(Figure contents as structured data)
■ ■ ■ ■ ■ ■ ■

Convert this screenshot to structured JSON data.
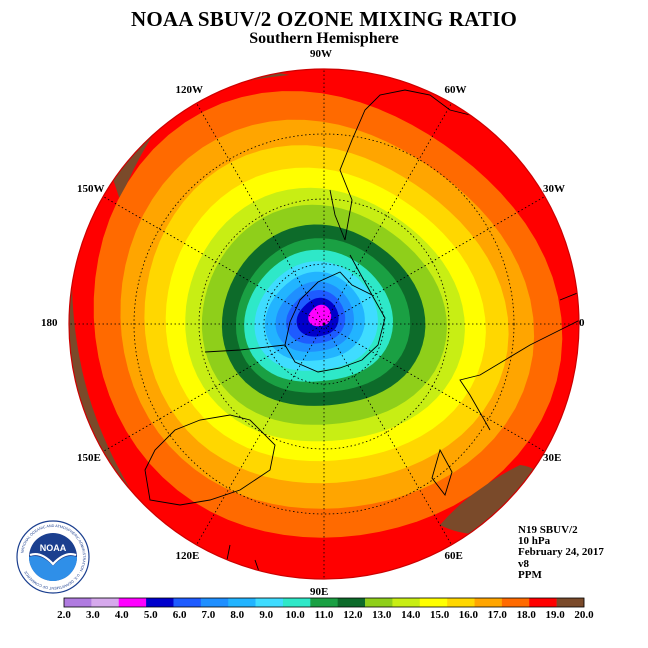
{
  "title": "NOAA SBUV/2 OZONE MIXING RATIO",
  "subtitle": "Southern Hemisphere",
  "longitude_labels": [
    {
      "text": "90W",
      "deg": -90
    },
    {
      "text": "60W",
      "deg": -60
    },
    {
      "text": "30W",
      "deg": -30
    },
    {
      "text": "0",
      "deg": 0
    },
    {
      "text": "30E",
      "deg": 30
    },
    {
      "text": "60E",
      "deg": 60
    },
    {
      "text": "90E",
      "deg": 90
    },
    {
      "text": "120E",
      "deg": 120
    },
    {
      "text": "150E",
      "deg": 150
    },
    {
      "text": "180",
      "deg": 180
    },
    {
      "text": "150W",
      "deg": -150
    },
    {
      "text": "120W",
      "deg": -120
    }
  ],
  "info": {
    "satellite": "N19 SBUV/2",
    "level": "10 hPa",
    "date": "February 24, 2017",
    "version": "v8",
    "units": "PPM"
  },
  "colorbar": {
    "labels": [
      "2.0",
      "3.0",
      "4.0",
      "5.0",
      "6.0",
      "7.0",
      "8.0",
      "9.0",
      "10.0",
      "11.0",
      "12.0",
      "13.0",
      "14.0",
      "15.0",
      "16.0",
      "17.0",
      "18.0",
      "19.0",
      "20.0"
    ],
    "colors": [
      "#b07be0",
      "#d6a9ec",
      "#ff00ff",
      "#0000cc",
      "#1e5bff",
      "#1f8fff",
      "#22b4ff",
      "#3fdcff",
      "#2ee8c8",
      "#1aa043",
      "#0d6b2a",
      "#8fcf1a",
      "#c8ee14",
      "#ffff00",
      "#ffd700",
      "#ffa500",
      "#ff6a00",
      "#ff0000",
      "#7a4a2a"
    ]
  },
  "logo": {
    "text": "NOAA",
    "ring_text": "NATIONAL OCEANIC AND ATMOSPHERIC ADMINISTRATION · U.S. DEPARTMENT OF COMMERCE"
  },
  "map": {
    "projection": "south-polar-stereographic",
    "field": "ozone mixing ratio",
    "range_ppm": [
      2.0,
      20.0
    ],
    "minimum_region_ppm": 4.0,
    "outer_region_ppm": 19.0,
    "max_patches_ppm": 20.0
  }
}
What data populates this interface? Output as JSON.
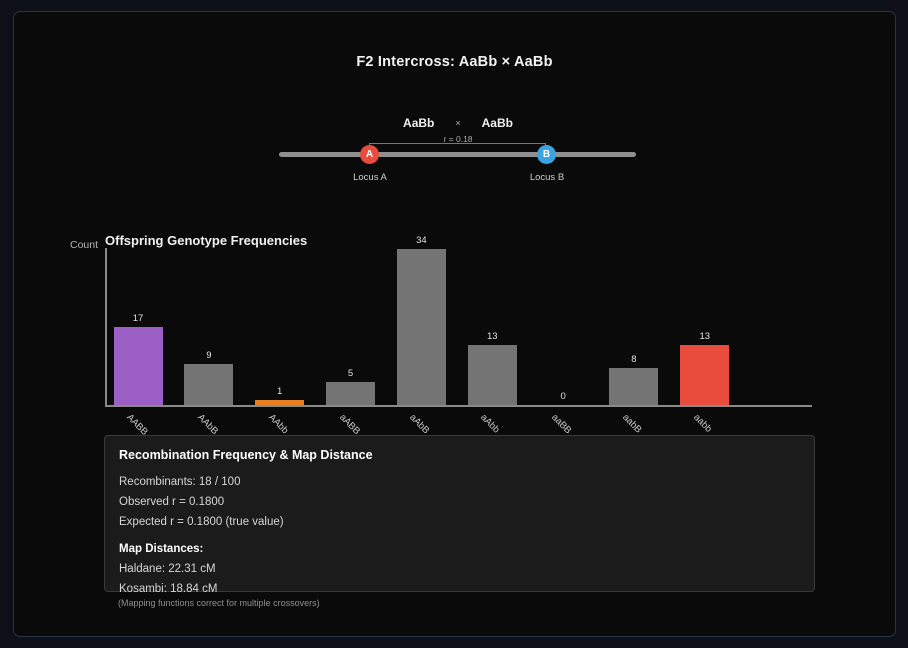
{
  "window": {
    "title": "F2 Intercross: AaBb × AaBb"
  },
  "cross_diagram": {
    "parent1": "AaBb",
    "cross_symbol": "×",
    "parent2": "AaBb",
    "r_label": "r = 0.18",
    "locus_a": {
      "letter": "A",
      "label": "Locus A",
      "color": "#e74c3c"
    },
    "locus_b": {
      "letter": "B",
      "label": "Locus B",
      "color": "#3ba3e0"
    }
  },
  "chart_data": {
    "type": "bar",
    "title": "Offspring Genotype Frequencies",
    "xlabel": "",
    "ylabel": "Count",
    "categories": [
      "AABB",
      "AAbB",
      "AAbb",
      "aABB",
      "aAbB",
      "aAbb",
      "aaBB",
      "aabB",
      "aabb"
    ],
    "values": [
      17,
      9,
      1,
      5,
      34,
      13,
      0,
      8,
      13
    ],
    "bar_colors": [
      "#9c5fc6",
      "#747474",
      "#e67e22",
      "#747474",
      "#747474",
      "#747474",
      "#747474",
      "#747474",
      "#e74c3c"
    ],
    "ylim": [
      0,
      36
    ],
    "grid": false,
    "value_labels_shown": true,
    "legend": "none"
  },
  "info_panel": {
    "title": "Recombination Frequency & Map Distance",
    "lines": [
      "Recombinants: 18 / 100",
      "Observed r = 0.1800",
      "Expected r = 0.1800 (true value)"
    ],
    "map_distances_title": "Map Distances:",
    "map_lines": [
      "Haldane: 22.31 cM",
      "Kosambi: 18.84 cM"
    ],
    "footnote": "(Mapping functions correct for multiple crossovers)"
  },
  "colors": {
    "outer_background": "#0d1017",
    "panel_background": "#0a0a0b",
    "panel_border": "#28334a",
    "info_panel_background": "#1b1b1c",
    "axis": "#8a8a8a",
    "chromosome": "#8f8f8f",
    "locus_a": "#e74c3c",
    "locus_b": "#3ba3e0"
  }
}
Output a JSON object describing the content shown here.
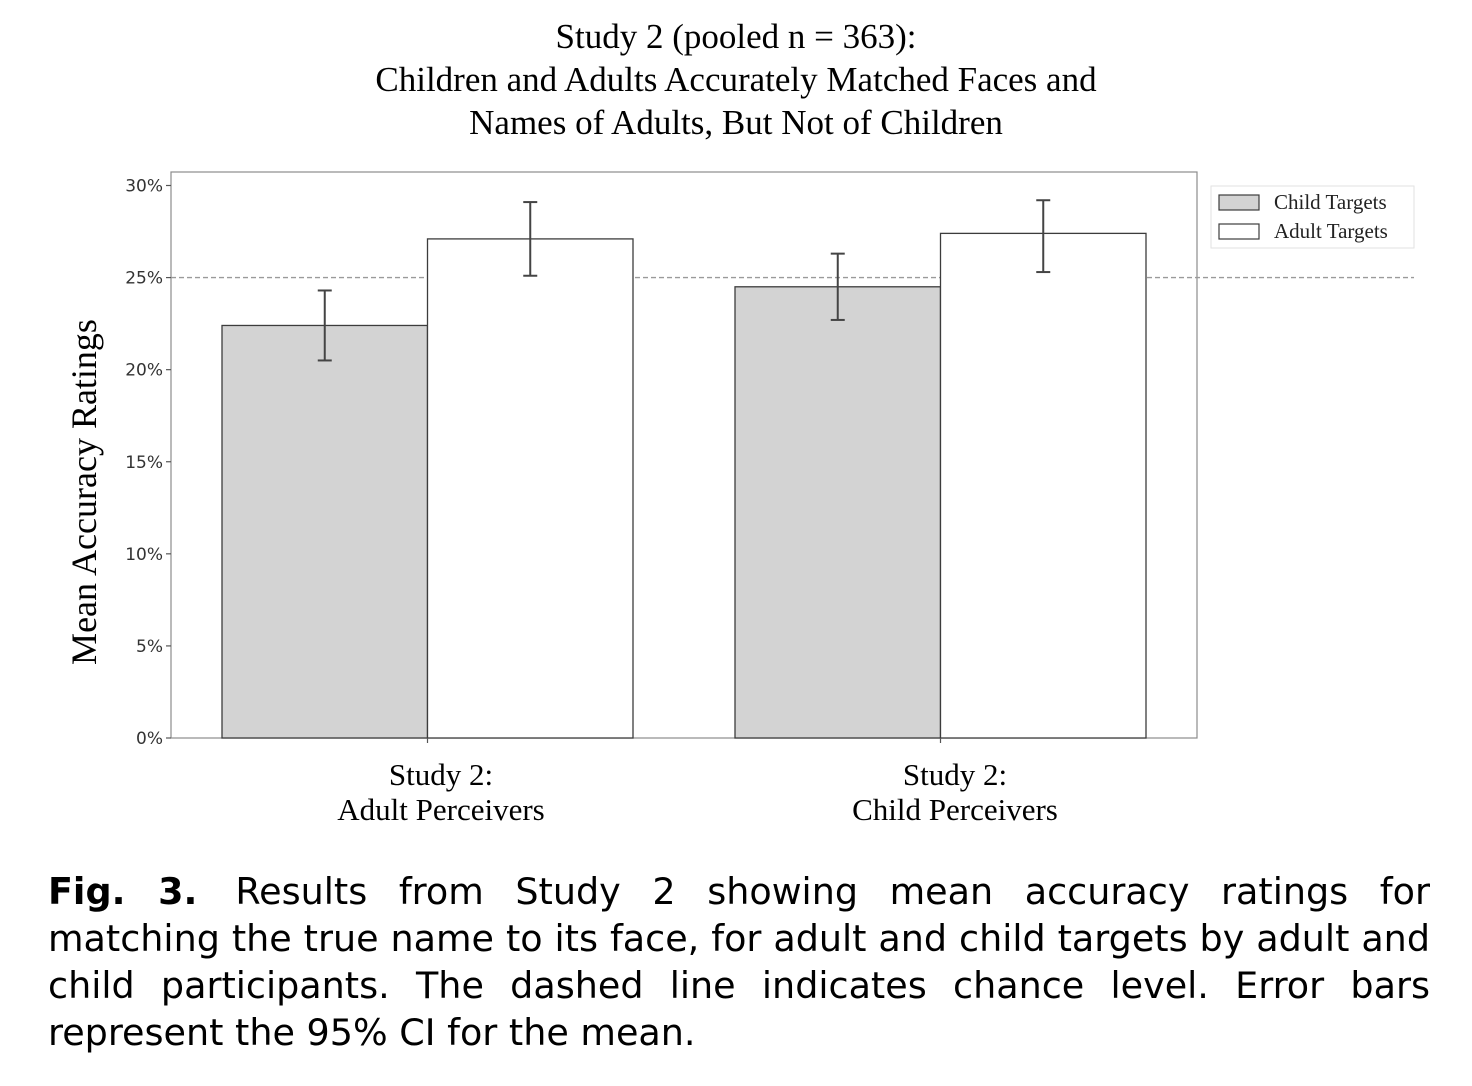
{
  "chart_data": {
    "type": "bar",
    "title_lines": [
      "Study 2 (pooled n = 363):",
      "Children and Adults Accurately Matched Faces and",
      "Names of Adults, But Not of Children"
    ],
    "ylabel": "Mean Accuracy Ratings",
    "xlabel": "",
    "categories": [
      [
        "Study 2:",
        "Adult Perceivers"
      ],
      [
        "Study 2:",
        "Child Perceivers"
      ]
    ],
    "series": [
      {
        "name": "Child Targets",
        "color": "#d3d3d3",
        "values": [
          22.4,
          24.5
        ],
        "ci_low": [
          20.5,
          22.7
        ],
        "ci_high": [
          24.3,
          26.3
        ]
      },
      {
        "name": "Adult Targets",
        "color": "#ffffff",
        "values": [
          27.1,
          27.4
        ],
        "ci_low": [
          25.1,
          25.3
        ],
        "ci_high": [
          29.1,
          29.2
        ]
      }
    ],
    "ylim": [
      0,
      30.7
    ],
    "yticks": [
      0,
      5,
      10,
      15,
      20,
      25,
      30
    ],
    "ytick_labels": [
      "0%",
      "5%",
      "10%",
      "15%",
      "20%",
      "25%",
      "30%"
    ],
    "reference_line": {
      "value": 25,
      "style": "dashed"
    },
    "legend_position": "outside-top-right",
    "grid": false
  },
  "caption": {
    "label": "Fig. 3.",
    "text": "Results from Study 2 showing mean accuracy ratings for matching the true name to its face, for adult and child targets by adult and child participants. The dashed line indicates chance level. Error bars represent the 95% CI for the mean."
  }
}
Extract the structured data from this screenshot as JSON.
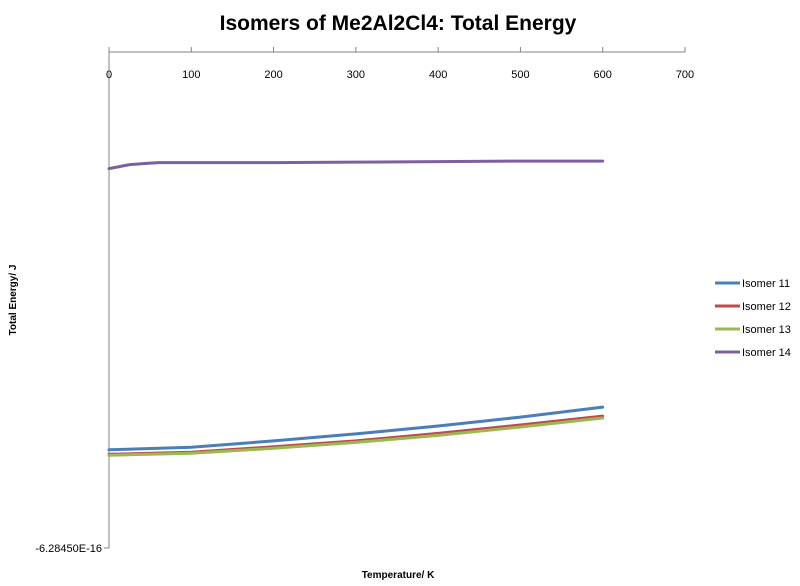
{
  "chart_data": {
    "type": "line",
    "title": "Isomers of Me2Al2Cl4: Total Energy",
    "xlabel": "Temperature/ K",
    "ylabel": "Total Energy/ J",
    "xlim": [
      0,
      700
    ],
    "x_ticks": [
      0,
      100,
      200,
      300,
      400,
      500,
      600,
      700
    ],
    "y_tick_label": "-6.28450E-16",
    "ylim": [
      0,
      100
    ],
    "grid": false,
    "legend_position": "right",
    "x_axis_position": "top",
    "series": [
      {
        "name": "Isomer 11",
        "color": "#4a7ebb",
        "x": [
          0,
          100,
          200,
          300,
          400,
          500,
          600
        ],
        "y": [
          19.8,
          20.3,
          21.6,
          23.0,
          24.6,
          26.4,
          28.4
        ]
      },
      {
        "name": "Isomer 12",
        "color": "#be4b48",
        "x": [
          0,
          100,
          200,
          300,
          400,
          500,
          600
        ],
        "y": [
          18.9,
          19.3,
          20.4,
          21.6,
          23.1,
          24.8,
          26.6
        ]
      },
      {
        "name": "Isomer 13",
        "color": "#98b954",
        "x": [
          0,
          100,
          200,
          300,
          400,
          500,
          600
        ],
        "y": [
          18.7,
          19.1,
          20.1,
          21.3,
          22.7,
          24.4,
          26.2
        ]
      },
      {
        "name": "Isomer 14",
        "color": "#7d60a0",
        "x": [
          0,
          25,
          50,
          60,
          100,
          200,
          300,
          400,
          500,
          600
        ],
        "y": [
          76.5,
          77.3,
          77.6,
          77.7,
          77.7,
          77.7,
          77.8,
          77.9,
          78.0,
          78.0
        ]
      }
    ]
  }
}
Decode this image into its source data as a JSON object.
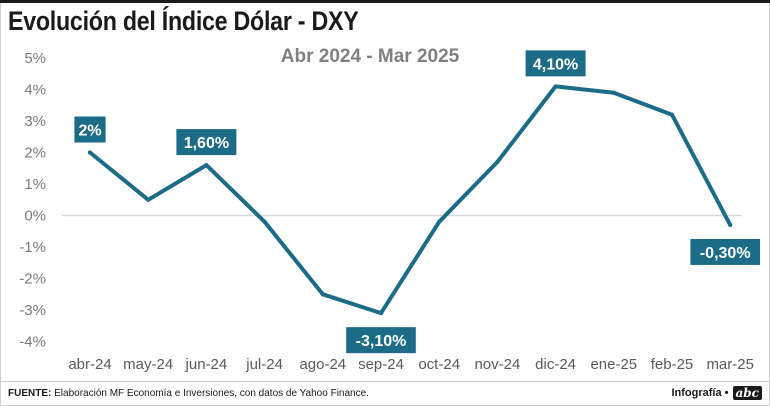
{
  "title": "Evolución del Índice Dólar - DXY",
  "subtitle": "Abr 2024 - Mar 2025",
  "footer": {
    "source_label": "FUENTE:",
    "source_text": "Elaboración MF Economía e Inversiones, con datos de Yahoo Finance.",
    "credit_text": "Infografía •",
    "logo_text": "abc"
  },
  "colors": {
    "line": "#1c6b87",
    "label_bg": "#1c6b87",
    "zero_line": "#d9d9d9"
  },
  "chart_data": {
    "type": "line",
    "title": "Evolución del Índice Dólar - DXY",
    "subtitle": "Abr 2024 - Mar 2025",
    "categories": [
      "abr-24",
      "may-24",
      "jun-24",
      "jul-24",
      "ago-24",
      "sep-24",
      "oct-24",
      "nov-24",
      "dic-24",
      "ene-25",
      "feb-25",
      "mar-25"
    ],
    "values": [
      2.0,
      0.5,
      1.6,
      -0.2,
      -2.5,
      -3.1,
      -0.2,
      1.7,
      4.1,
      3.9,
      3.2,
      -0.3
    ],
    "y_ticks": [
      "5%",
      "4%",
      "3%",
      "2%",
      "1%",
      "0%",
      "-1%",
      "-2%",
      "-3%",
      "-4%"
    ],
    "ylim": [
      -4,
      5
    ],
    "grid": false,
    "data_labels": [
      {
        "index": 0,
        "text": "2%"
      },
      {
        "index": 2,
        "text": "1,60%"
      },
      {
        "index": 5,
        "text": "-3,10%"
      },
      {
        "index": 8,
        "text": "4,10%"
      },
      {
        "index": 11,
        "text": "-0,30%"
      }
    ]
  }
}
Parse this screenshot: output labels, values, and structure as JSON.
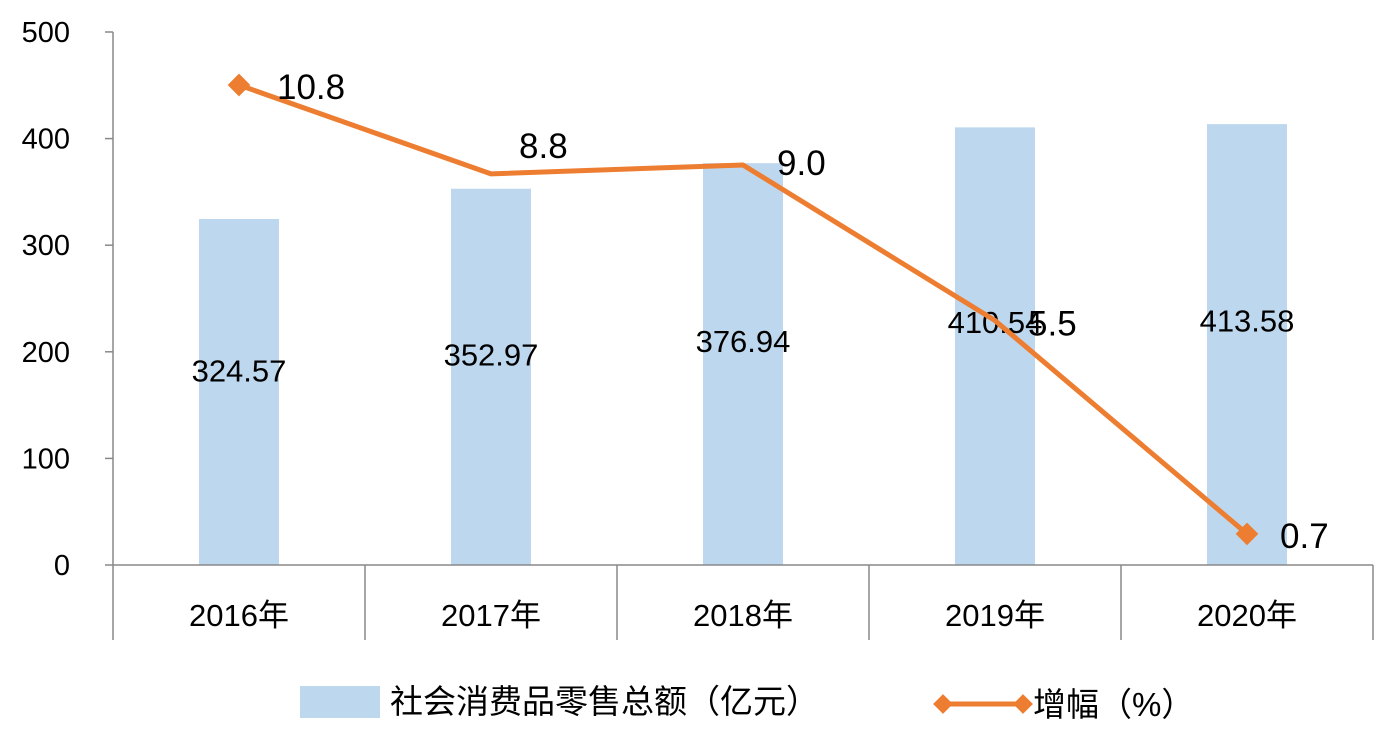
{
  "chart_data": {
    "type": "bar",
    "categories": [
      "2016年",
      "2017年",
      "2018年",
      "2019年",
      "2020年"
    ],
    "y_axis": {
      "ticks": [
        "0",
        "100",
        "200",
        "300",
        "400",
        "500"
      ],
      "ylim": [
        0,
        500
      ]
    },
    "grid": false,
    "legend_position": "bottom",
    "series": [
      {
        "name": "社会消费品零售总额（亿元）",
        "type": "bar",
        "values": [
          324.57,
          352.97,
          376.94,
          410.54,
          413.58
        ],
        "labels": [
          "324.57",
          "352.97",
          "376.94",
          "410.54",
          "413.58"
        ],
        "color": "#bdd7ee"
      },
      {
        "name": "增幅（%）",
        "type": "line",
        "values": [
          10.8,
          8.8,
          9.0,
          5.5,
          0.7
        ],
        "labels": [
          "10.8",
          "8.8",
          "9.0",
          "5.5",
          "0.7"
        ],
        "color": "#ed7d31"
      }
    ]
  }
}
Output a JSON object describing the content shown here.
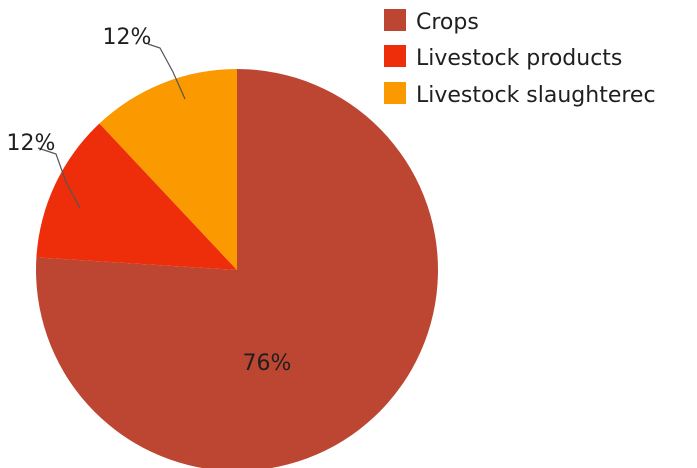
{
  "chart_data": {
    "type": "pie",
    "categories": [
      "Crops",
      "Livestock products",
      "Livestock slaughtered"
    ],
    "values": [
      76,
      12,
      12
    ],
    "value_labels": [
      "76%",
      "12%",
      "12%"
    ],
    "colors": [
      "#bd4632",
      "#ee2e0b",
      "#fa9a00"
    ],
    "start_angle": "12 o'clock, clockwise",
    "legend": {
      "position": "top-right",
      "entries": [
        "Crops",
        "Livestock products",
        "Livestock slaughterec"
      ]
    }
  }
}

■ ■ ■ ■ ■ ■ ■

• Exercise task
Pull out every line above that holds the word "true".

• Reply to the exercise
    "value_labels_shown": true,
      "Expected r = 0.1800 (true value)"
    "text": "Results from Study 2 showing mean accuracy ratings for matching the true name to its face, for adult and child targets by adult and child participants. The dashed line indicates chance level. Error bars represent the 95% CI for the mean."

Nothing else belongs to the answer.